- [What is being asked]: Pick out the lines in the listing below that contain the word "Stop" and copy them.

* begin *

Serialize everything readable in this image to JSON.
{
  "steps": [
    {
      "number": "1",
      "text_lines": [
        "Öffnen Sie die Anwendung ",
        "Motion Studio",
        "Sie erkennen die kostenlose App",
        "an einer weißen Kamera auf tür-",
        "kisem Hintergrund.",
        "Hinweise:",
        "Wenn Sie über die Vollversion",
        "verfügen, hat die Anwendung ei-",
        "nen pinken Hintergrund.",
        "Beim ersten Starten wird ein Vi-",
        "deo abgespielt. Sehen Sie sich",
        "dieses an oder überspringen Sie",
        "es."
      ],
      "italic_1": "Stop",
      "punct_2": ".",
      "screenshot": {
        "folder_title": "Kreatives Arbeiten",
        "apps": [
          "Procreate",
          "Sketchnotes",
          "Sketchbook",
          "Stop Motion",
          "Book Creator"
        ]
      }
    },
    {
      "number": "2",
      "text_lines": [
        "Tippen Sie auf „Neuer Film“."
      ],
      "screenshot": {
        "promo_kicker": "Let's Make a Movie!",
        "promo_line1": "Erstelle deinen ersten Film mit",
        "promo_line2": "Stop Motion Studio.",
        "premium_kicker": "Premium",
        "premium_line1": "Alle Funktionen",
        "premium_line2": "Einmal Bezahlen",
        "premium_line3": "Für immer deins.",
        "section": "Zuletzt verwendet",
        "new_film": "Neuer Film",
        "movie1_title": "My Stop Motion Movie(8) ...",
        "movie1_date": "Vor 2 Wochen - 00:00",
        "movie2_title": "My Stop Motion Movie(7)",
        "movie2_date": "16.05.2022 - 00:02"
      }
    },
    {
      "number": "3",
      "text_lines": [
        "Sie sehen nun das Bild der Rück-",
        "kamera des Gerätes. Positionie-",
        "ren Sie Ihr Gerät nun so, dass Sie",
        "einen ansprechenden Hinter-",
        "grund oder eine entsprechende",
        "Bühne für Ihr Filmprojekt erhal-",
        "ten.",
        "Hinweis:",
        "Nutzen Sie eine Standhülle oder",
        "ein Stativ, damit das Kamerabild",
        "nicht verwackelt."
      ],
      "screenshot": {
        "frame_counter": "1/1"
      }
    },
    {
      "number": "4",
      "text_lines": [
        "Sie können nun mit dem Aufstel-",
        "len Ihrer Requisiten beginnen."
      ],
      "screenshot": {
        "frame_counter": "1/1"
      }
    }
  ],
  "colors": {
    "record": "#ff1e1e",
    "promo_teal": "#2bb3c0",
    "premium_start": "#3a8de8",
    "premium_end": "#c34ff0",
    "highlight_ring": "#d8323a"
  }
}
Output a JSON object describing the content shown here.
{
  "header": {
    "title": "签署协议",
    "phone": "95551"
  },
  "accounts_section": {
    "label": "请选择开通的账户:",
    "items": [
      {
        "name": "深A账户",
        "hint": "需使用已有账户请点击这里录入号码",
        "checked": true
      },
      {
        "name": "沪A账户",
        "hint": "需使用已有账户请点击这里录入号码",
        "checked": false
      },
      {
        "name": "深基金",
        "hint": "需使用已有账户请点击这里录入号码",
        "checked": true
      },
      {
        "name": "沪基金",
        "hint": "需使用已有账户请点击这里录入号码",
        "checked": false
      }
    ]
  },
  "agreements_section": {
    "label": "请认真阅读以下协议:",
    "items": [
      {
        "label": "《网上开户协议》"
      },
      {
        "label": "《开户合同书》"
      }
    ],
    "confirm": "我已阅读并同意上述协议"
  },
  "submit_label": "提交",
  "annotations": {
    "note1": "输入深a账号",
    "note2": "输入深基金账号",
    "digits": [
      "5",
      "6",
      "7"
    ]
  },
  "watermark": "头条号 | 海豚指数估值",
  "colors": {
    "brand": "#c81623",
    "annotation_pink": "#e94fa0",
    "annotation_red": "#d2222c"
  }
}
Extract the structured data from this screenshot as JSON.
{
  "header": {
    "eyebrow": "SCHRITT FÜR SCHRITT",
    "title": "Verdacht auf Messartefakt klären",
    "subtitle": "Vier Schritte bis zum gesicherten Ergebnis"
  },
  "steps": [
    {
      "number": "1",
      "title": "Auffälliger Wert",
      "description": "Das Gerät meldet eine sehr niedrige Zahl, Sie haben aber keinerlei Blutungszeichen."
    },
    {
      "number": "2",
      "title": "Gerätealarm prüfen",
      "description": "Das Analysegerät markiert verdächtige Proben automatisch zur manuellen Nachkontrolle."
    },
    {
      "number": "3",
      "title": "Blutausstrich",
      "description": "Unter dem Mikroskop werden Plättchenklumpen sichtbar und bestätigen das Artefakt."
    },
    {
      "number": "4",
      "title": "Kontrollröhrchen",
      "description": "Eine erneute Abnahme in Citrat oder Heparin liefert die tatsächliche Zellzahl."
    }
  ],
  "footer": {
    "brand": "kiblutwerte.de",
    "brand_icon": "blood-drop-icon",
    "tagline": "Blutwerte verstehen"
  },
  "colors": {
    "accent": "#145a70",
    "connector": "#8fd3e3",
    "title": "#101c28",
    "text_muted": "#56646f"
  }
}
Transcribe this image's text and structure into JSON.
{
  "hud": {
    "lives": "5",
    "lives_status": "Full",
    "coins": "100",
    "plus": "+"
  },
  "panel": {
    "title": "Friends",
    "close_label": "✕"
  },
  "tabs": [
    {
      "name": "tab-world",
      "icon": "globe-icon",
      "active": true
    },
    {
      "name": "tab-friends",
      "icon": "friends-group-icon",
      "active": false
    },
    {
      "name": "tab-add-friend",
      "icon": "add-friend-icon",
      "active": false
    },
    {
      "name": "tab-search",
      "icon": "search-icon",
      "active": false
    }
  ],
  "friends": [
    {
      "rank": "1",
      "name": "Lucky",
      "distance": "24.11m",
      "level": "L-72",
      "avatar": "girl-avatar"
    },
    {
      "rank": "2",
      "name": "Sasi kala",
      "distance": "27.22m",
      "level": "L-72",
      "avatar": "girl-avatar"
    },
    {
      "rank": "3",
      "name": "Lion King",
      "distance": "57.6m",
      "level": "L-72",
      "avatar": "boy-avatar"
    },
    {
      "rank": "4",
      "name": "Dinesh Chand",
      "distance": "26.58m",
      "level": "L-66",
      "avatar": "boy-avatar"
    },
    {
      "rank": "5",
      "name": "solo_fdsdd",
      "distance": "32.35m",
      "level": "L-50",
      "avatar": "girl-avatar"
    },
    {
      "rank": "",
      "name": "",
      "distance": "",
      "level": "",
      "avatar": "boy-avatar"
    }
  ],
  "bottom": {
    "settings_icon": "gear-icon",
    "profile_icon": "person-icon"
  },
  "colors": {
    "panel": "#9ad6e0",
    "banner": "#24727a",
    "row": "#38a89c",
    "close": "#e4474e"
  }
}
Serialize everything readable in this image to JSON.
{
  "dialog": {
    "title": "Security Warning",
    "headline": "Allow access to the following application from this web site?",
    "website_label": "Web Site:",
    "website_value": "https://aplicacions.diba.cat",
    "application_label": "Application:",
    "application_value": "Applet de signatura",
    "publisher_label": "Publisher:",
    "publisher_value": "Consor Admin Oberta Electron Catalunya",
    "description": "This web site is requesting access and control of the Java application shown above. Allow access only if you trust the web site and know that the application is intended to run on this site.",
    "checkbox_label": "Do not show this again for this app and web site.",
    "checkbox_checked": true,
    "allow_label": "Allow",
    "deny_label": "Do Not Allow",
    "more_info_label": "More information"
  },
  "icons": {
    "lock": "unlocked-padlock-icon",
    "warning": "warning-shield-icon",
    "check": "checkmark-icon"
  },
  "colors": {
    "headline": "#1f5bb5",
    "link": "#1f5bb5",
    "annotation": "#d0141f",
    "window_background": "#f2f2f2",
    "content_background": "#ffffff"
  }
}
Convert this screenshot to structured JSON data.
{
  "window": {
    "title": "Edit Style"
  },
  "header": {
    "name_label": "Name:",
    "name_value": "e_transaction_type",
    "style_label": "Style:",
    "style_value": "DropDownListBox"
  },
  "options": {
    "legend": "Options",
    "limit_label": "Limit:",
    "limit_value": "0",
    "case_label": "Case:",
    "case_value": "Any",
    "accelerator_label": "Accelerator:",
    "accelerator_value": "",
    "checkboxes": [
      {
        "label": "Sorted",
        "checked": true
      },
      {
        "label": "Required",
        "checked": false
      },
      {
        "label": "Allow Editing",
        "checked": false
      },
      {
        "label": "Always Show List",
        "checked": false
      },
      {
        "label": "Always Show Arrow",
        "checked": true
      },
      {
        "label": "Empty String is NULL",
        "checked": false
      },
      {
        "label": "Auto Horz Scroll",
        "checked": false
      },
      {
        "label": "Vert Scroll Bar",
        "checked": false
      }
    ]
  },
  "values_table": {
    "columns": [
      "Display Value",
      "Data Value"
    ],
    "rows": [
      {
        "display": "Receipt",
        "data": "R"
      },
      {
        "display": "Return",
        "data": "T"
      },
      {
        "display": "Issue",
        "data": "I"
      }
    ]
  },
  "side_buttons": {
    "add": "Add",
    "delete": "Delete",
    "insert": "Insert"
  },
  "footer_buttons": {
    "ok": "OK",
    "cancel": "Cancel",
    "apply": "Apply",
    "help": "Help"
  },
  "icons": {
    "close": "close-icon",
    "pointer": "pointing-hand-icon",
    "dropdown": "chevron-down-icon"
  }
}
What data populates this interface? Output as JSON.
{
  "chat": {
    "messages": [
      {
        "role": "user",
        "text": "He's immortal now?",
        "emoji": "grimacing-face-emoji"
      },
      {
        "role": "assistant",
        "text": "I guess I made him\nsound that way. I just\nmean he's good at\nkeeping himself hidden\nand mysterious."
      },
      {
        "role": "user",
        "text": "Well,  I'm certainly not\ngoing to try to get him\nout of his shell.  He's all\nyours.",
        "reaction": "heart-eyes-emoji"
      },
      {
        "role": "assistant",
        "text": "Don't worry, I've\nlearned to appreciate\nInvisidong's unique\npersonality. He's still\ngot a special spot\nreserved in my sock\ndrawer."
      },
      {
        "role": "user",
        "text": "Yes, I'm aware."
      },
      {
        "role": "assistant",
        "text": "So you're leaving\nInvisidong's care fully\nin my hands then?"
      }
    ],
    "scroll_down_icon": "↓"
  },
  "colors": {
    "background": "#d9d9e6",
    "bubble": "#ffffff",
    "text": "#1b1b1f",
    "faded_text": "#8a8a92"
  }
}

* end *

- [Solution]:
      "italic_1": "Stop",
          "Stop Motion",
        "promo_line2": "Stop Motion Studio.",
        "movie1_title": "My Stop Motion Movie(8) ...",
        "movie2_title": "My Stop Motion Movie(7)",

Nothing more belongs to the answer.